• _Task requirements_
Go through the records underneath and write each one out again exactly.

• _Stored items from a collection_

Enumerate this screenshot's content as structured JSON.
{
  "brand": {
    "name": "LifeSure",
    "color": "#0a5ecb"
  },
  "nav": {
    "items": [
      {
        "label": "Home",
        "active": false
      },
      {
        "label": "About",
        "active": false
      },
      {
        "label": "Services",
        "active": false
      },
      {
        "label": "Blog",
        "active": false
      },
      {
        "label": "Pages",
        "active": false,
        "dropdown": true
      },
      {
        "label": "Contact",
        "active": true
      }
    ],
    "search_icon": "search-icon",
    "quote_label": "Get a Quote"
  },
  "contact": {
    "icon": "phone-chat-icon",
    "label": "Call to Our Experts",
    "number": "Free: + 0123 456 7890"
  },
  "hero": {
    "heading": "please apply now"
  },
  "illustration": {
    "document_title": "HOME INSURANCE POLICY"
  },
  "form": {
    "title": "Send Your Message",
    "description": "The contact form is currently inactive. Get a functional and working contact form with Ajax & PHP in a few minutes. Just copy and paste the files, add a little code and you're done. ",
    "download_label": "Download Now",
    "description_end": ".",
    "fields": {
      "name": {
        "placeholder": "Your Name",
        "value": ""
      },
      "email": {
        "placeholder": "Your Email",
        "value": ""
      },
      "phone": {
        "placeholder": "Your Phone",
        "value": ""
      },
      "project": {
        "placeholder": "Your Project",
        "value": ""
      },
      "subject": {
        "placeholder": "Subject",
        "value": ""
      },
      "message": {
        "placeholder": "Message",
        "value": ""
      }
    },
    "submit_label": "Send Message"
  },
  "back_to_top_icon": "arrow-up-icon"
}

• _Problem solution_
Enumerate this screenshot's content as structured JSON.
{
  "brand": {
    "name": "LifeSure",
    "color": "#0a5ecb"
  },
  "nav": {
    "items": [
      {
        "label": "Home",
        "active": false
      },
      {
        "label": "About",
        "active": false
      },
      {
        "label": "Services",
        "active": false
      },
      {
        "label": "Blog",
        "active": false
      },
      {
        "label": "Pages",
        "active": false,
        "dropdown": true
      },
      {
        "label": "Contact",
        "active": true
      }
    ],
    "search_icon": "search-icon",
    "quote_label": "Get a Quote"
  },
  "contact": {
    "icon": "phone-chat-icon",
    "label": "Call to Our Experts",
    "number": "Free: + 0123 456 7890"
  },
  "hero": {
    "heading": "please apply now"
  },
  "illustration": {
    "document_title": "HOME INSURANCE POLICY"
  },
  "form": {
    "title": "Send Your Message",
    "description": "The contact form is currently inactive. Get a functional and working contact form with Ajax & PHP in a few minutes. Just copy and paste the files, add a little code and you're done. ",
    "download_label": "Download Now",
    "description_end": ".",
    "fields": {
      "name": {
        "placeholder": "Your Name",
        "value": ""
      },
      "email": {
        "placeholder": "Your Email",
        "value": ""
      },
      "phone": {
        "placeholder": "Your Phone",
        "value": ""
      },
      "project": {
        "placeholder": "Your Project",
        "value": ""
      },
      "subject": {
        "placeholder": "Subject",
        "value": ""
      },
      "message": {
        "placeholder": "Message",
        "value": ""
      }
    },
    "submit_label": "Send Message"
  },
  "back_to_top_icon": "arrow-up-icon"
}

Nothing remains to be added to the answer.